*YOUR OBJECTIVE*. Write out every entry, unchanged. Skip any picture.

Dataset items
------

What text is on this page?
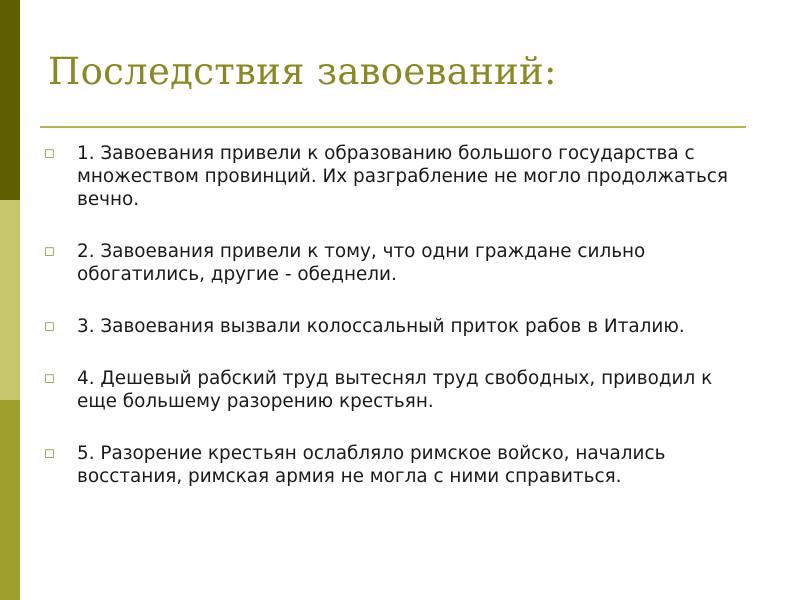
Последствия завоеваний:
◻ 1. Завоевания привели к образованию большого государства с множеством провинций. Их разграбление не могло продолжаться вечно.
◻ 2. Завоевания привели к тому, что одни граждане сильно обогатились, другие - обеднели.
◻ 3. Завоевания вызвали колоссальный приток рабов в Италию.
◻ 4. Дешевый рабский труд вытеснял труд свободных, приводил к еще большему разорению крестьян.
◻ 5. Разорение крестьян ослабляло римское войско, начались восстания, римская армия не могла с ними справиться.
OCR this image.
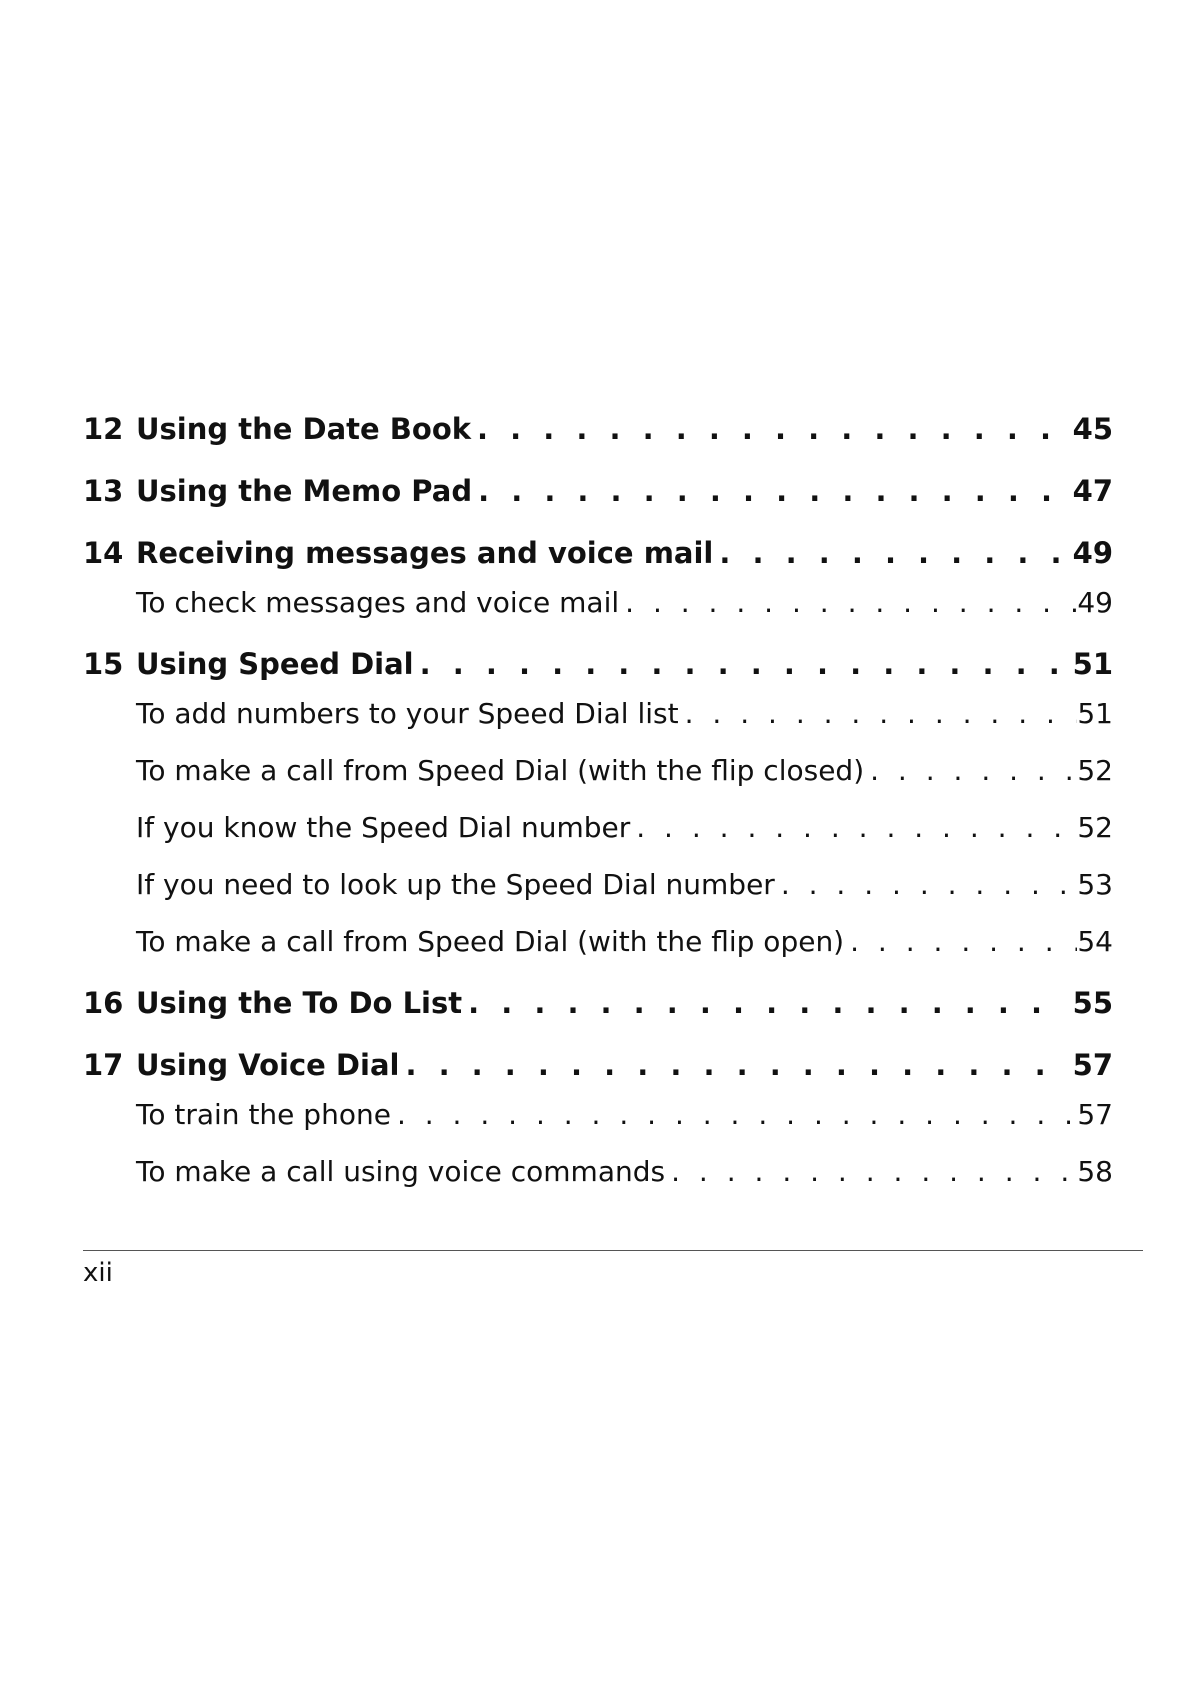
12 Using the Date Book . . .	45
13 Using the Memo Pad . . .	47
14 Receiving messages and voice mail . . .	49
To check messages and voice mail . . .	49
15 Using Speed Dial . . .	51
To add numbers to your Speed Dial list . . .	51
To make a call from Speed Dial (with the flip closed) . . .	52
If you know the Speed Dial number . . .	52
If you need to look up the Speed Dial number . . .	53
To make a call from Speed Dial (with the flip open) . . .	54
16 Using the To Do List . . .	55
17 Using Voice Dial . . .	57
To train the phone . . .	57
To make a call using voice commands . . .	58
xii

------

*WRITTEN RESPONSE*.
What text is on this page?
Последствия завоеваний:
◻ 1. Завоевания привели к образованию большого государства с множеством провинций. Их разграбление не могло продолжаться вечно.
◻ 2. Завоевания привели к тому, что одни граждане сильно обогатились, другие - обеднели.
◻ 3. Завоевания вызвали колоссальный приток рабов в Италию.
◻ 4. Дешевый рабский труд вытеснял труд свободных, приводил к еще большему разорению крестьян.
◻ 5. Разорение крестьян ослабляло римское войско, начались восстания, римская армия не могла с ними справиться.
OCR this image.
12 Using the Date Book . . .	45
13 Using the Memo Pad . . .	47
14 Receiving messages and voice mail . . .	49
To check messages and voice mail . . .	49
15 Using Speed Dial . . .	51
To add numbers to your Speed Dial list . . .	51
To make a call from Speed Dial (with the flip closed) . . .	52
If you know the Speed Dial number . . .	52
If you need to look up the Speed Dial number . . .	53
To make a call from Speed Dial (with the flip open) . . .	54
16 Using the To Do List . . .	55
17 Using Voice Dial . . .	57
To train the phone . . .	57
To make a call using voice commands . . .	58
xii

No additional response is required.